* START EXCERPTED DATA *
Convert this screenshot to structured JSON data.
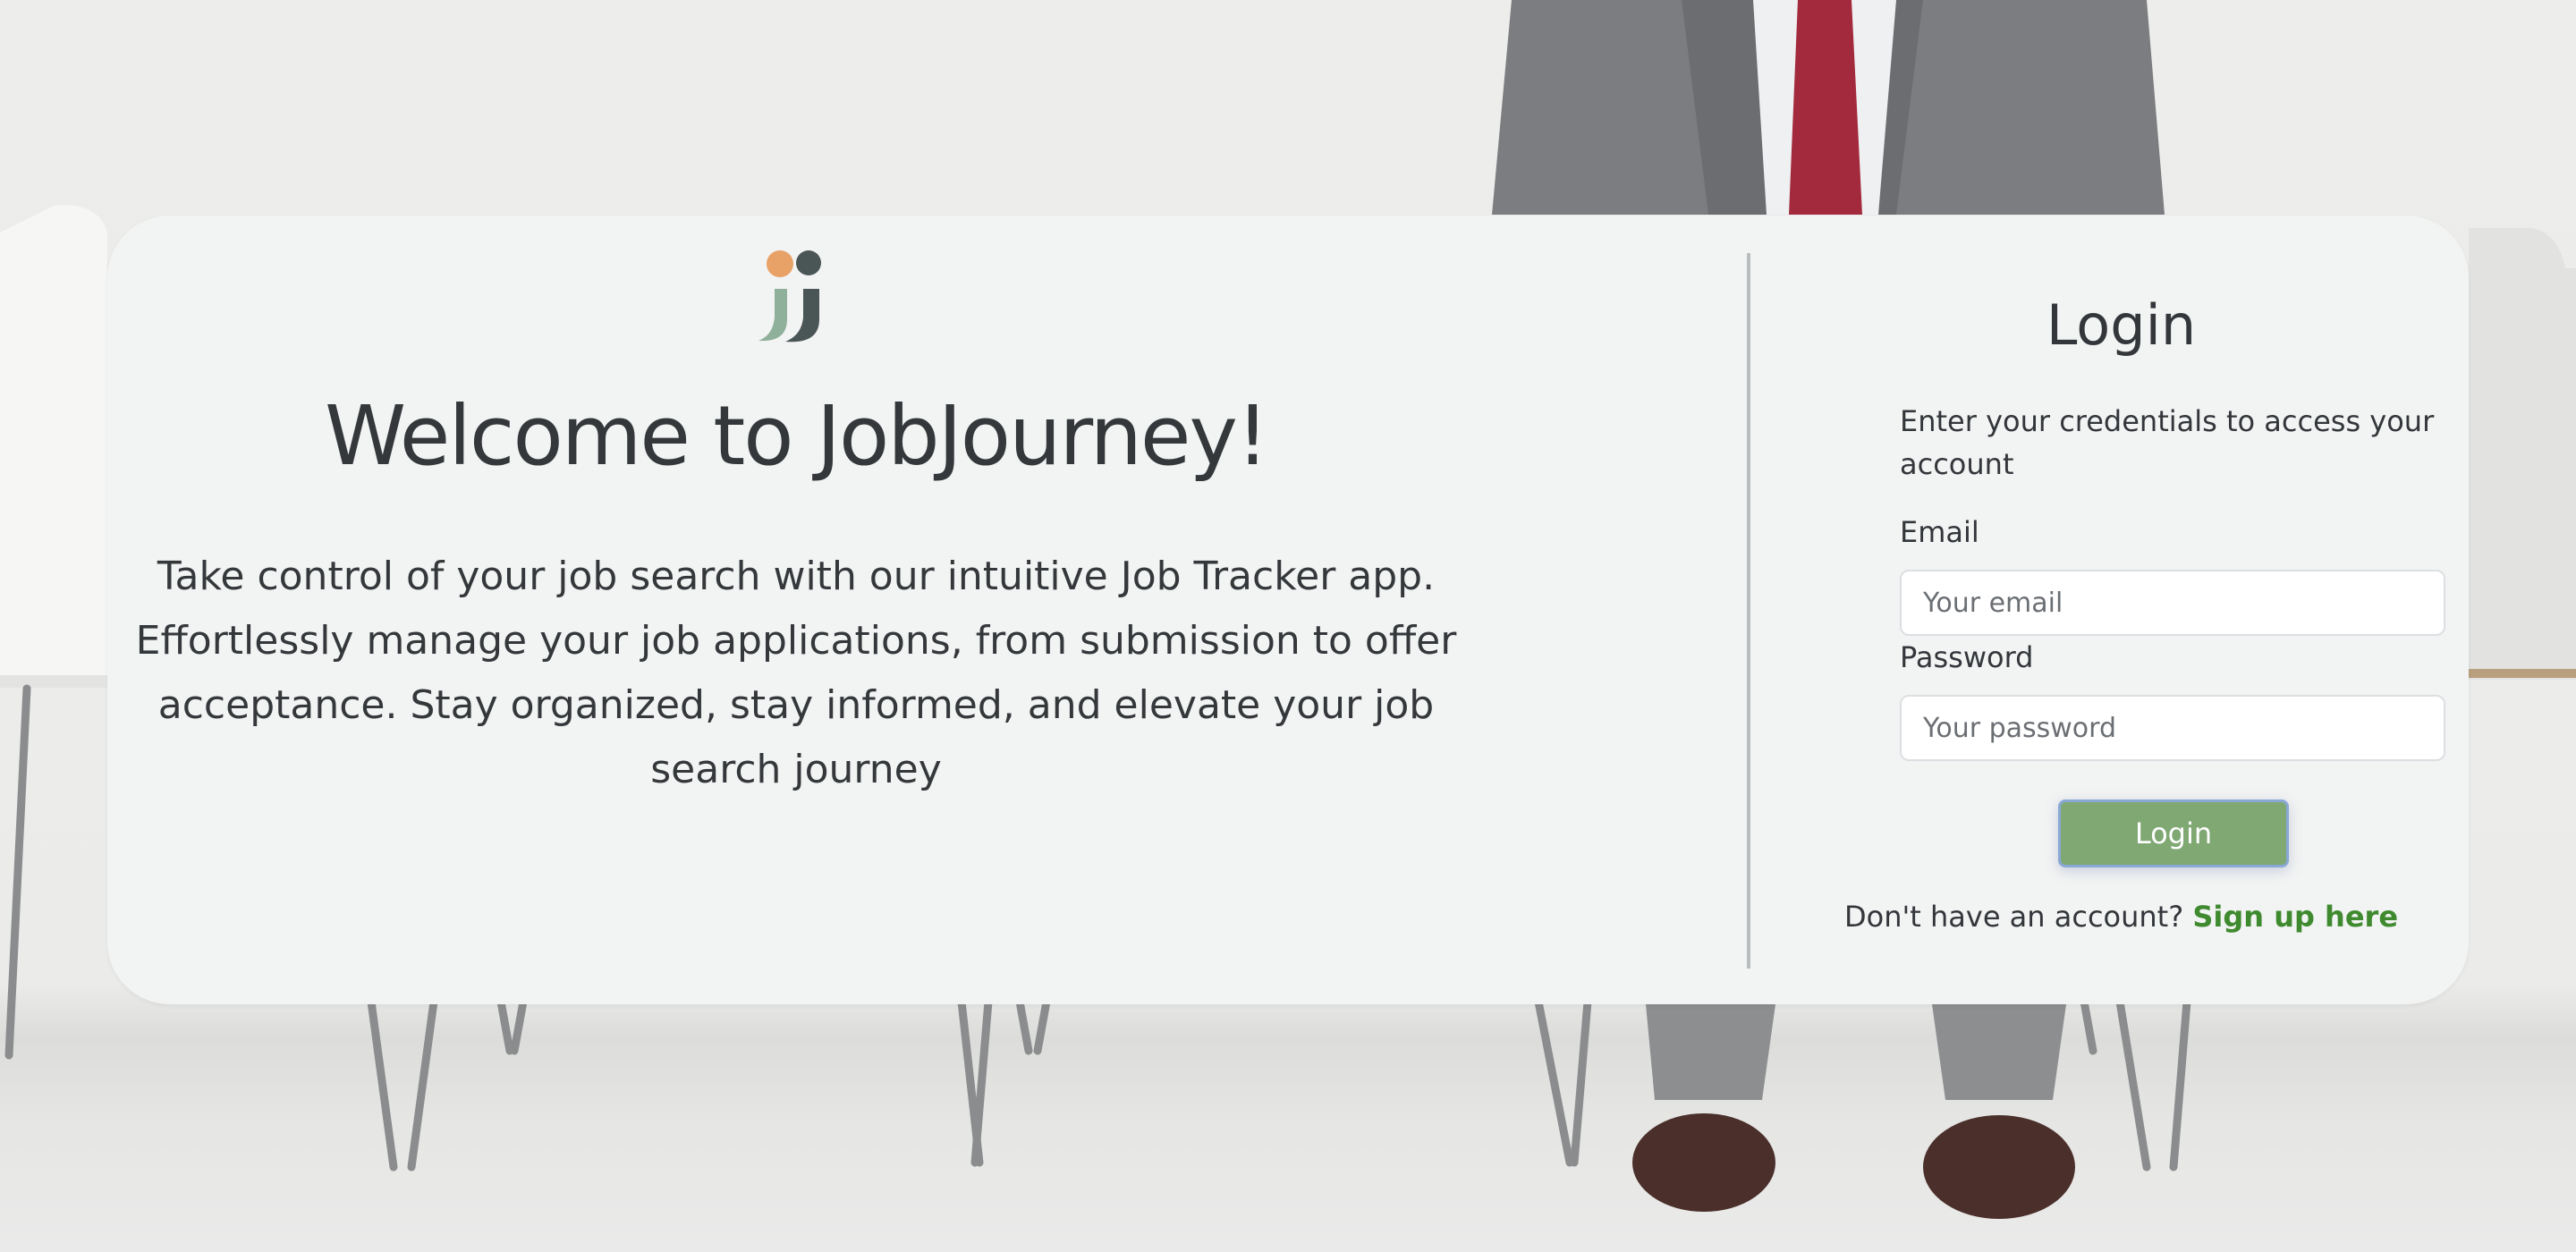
{
  "welcome": {
    "heading": "Welcome to JobJourney!",
    "description": "Take control of your job search with our intuitive Job Tracker app. Effortlessly manage your job applications, from submission to offer acceptance. Stay organized, stay informed, and elevate your job search journey"
  },
  "logo": {
    "icon": "jj-logo-icon",
    "colors": {
      "dot_left": "#e8a166",
      "dot_right": "#4a5556",
      "j_left": "#8fb09a",
      "j_right": "#4a5556"
    }
  },
  "login": {
    "title": "Login",
    "subtitle": "Enter your credentials to access your account",
    "email_label": "Email",
    "email_placeholder": "Your email",
    "password_label": "Password",
    "password_placeholder": "Your password",
    "button_label": "Login",
    "signup_prompt": "Don't have an account?",
    "signup_link": "Sign up here"
  },
  "colors": {
    "accent_button": "#7fa873",
    "link": "#3f8a2f",
    "card_background": "#f2f3f3"
  }
}
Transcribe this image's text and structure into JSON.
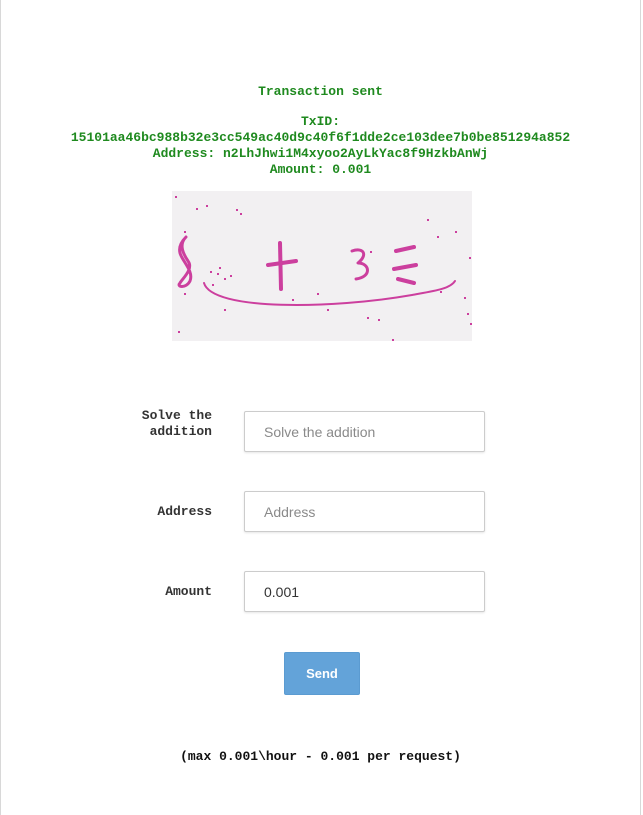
{
  "status": {
    "title": "Transaction sent",
    "txid_label": "TxID:",
    "txid": "15101aa46bc988b32e3cc549ac40d9c40f6f1dde2ce103dee7b0be851294a852",
    "address_line": "Address: n2LhJhwi1M4xyoo2AyLkYac8f9HzkbAnWj",
    "amount_line": "Amount: 0.001",
    "color": "#1f8a1f"
  },
  "captcha": {
    "text": "8 + 3 =",
    "ink_color": "#cc3f9e"
  },
  "form": {
    "solve": {
      "label": "Solve the addition",
      "placeholder": "Solve the addition",
      "value": ""
    },
    "address": {
      "label": "Address",
      "placeholder": "Address",
      "value": ""
    },
    "amount": {
      "label": "Amount",
      "placeholder": "",
      "value": "0.001"
    },
    "send_label": "Send"
  },
  "note": "(max 0.001\\hour - 0.001 per request)",
  "colors": {
    "button": "#63a3d9"
  }
}
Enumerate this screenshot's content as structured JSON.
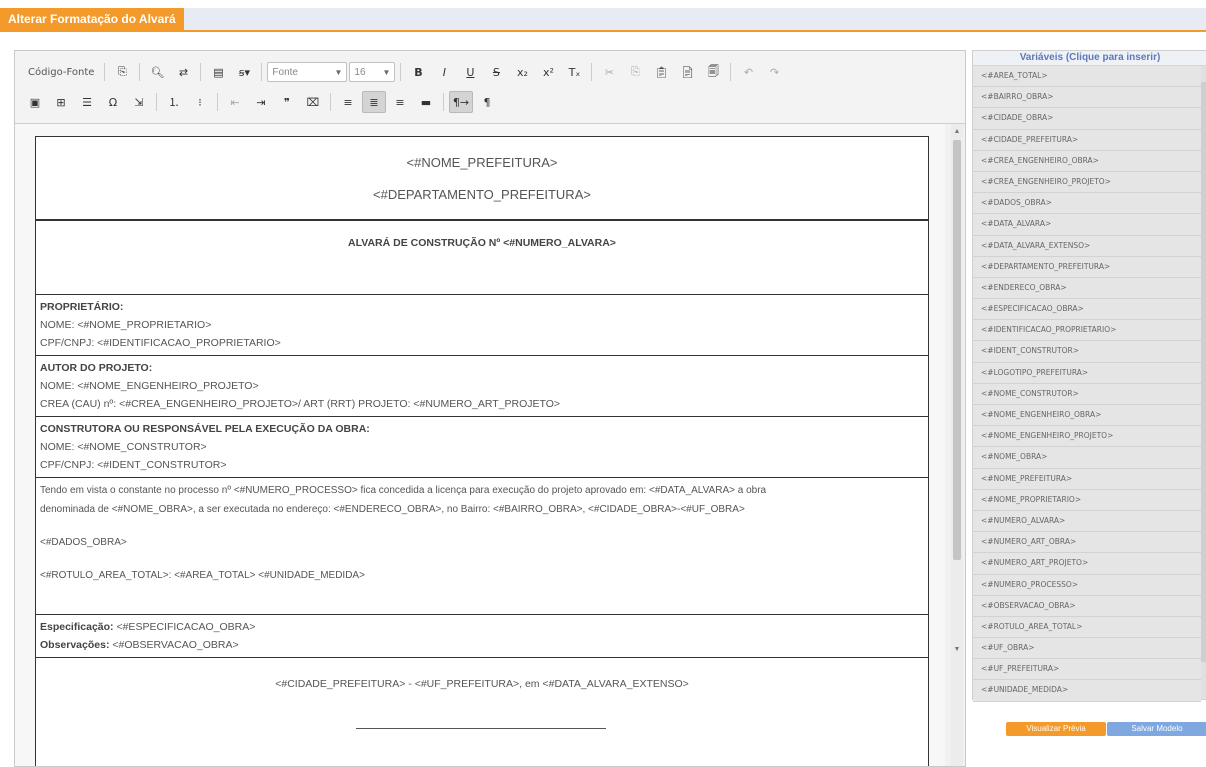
{
  "window": {
    "title": "Alterar Formatação do Alvará"
  },
  "toolbar": {
    "row1": [
      {
        "name": "source-code-button",
        "icon": "document-icon",
        "label": "Código-Fonte"
      },
      {
        "sep": true
      },
      {
        "name": "templates-button",
        "icon": "template-icon",
        "label": "⎘"
      },
      {
        "sep": true
      },
      {
        "name": "find-button",
        "icon": "search-icon",
        "label": "🔍︎"
      },
      {
        "name": "replace-button",
        "icon": "replace-icon",
        "label": "⇄"
      },
      {
        "sep": true
      },
      {
        "name": "spellcheck-button",
        "icon": "spellcheck-icon",
        "label": "▤"
      },
      {
        "name": "spellcheck-menu-button",
        "icon": "abc-check-icon",
        "label": "ꞩ▾"
      },
      {
        "sep": true
      },
      {
        "combo": "font",
        "label": "Fonte"
      },
      {
        "combo": "size",
        "label": "16"
      },
      {
        "sep": true
      },
      {
        "name": "bold-button",
        "icon": "bold-icon",
        "label": "B"
      },
      {
        "name": "italic-button",
        "icon": "italic-icon",
        "label": "I"
      },
      {
        "name": "underline-button",
        "icon": "underline-icon",
        "label": "U"
      },
      {
        "name": "strike-button",
        "icon": "strikethrough-icon",
        "label": "S"
      },
      {
        "name": "subscript-button",
        "icon": "subscript-icon",
        "label": "x₂"
      },
      {
        "name": "superscript-button",
        "icon": "superscript-icon",
        "label": "x²"
      },
      {
        "name": "remove-format-button",
        "icon": "remove-format-icon",
        "label": "Tₓ"
      },
      {
        "sep": true
      },
      {
        "name": "cut-button",
        "icon": "cut-icon",
        "label": "✂",
        "gray": true
      },
      {
        "name": "copy-button",
        "icon": "copy-icon",
        "label": "⎘",
        "gray": true
      },
      {
        "name": "paste-button",
        "icon": "paste-icon",
        "label": "📋︎"
      },
      {
        "name": "paste-text-button",
        "icon": "paste-text-icon",
        "label": "📄︎"
      },
      {
        "name": "paste-word-button",
        "icon": "paste-word-icon",
        "label": "🗐"
      },
      {
        "sep": true
      },
      {
        "name": "undo-button",
        "icon": "undo-icon",
        "label": "↶",
        "gray": true
      },
      {
        "name": "redo-button",
        "icon": "redo-icon",
        "label": "↷",
        "gray": true
      }
    ],
    "row2": [
      {
        "name": "image-button",
        "icon": "image-icon",
        "label": "▣"
      },
      {
        "name": "table-button",
        "icon": "table-icon",
        "label": "⊞"
      },
      {
        "name": "hr-button",
        "icon": "horizontal-rule-icon",
        "label": "☰"
      },
      {
        "name": "special-char-button",
        "icon": "omega-icon",
        "label": "Ω"
      },
      {
        "name": "page-break-button",
        "icon": "page-break-icon",
        "label": "⇲"
      },
      {
        "sep": true
      },
      {
        "name": "numbered-list-button",
        "icon": "numbered-list-icon",
        "label": "⒈"
      },
      {
        "name": "bullet-list-button",
        "icon": "bullet-list-icon",
        "label": "⁝"
      },
      {
        "sep": true
      },
      {
        "name": "outdent-button",
        "icon": "outdent-icon",
        "label": "⇤",
        "gray": true
      },
      {
        "name": "indent-button",
        "icon": "indent-icon",
        "label": "⇥"
      },
      {
        "name": "blockquote-button",
        "icon": "quote-icon",
        "label": "❞"
      },
      {
        "name": "div-button",
        "icon": "div-icon",
        "label": "⌧"
      },
      {
        "sep": true
      },
      {
        "name": "align-left-button",
        "icon": "align-left-icon",
        "label": "≡"
      },
      {
        "name": "align-center-button",
        "icon": "align-center-icon",
        "label": "≣",
        "active": true
      },
      {
        "name": "align-right-button",
        "icon": "align-right-icon",
        "label": "≡"
      },
      {
        "name": "justify-button",
        "icon": "justify-icon",
        "label": "▬"
      },
      {
        "sep": true
      },
      {
        "name": "ltr-button",
        "icon": "text-direction-icon",
        "label": "¶→",
        "active": true
      },
      {
        "name": "rtl-button",
        "icon": "paragraph-icon",
        "label": "¶"
      }
    ]
  },
  "document": {
    "header_line1": "<#NOME_PREFEITURA>",
    "header_line2": "<#DEPARTAMENTO_PREFEITURA>",
    "title": "ALVARÁ DE CONSTRUÇÃO Nº <#NUMERO_ALVARA>",
    "owner": {
      "label": "PROPRIETÁRIO:",
      "line1": "NOME: <#NOME_PROPRIETARIO>",
      "line2": "CPF/CNPJ: <#IDENTIFICACAO_PROPRIETARIO>"
    },
    "author": {
      "label": "AUTOR DO PROJETO:",
      "line1": "NOME: <#NOME_ENGENHEIRO_PROJETO>",
      "line2": "CREA (CAU) nº: <#CREA_ENGENHEIRO_PROJETO>/ ART (RRT) PROJETO: <#NUMERO_ART_PROJETO>"
    },
    "builder": {
      "label": "CONSTRUTORA OU RESPONSÁVEL PELA EXECUÇÃO DA OBRA:",
      "line1": "NOME: <#NOME_CONSTRUTOR>",
      "line2": "CPF/CNPJ: <#IDENT_CONSTRUTOR>"
    },
    "body": {
      "para1": "Tendo em vista o constante no processo nº <#NUMERO_PROCESSO> fica concedida a licença para execução do projeto aprovado em: <#DATA_ALVARA> a obra",
      "para2": "denominada de <#NOME_OBRA>, a ser executada no endereço: <#ENDERECO_OBRA>, no Bairro: <#BAIRRO_OBRA>, <#CIDADE_OBRA>-<#UF_OBRA>",
      "dados": "<#DADOS_OBRA>",
      "area": "<#ROTULO_AREA_TOTAL>: <#AREA_TOTAL> <#UNIDADE_MEDIDA>"
    },
    "spec": {
      "label": "Especificação:",
      "value": " <#ESPECIFICACAO_OBRA>",
      "obs_label": "Observações:",
      "obs_value": " <#OBSERVACAO_OBRA>"
    },
    "signature": "<#CIDADE_PREFEITURA> - <#UF_PREFEITURA>, em <#DATA_ALVARA_EXTENSO>"
  },
  "variables": {
    "title": "Variáveis (Clique para inserir)",
    "items": [
      "<#AREA_TOTAL>",
      "<#BAIRRO_OBRA>",
      "<#CIDADE_OBRA>",
      "<#CIDADE_PREFEITURA>",
      "<#CREA_ENGENHEIRO_OBRA>",
      "<#CREA_ENGENHEIRO_PROJETO>",
      "<#DADOS_OBRA>",
      "<#DATA_ALVARA>",
      "<#DATA_ALVARA_EXTENSO>",
      "<#DEPARTAMENTO_PREFEITURA>",
      "<#ENDERECO_OBRA>",
      "<#ESPECIFICACAO_OBRA>",
      "<#IDENTIFICACAO_PROPRIETARIO>",
      "<#IDENT_CONSTRUTOR>",
      "<#LOGOTIPO_PREFEITURA>",
      "<#NOME_CONSTRUTOR>",
      "<#NOME_ENGENHEIRO_OBRA>",
      "<#NOME_ENGENHEIRO_PROJETO>",
      "<#NOME_OBRA>",
      "<#NOME_PREFEITURA>",
      "<#NOME_PROPRIETARIO>",
      "<#NUMERO_ALVARA>",
      "<#NUMERO_ART_OBRA>",
      "<#NUMERO_ART_PROJETO>",
      "<#NUMERO_PROCESSO>",
      "<#OBSERVACAO_OBRA>",
      "<#ROTULO_AREA_TOTAL>",
      "<#UF_OBRA>",
      "<#UF_PREFEITURA>",
      "<#UNIDADE_MEDIDA>"
    ]
  },
  "buttons": {
    "preview": "Visualizar Prévia",
    "save": "Salvar Modelo"
  },
  "colors": {
    "accent": "#f39a2b",
    "link": "#5d7ab6",
    "save": "#7fa8e0"
  }
}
* END EXCERPTED DATA *
* GIVEN EXERCISE
Check each line of the records for the word "remove", and show the lines that contain it.

* EXERCISE RESULT
        "name": "remove-format-button",
        "icon": "remove-format-icon",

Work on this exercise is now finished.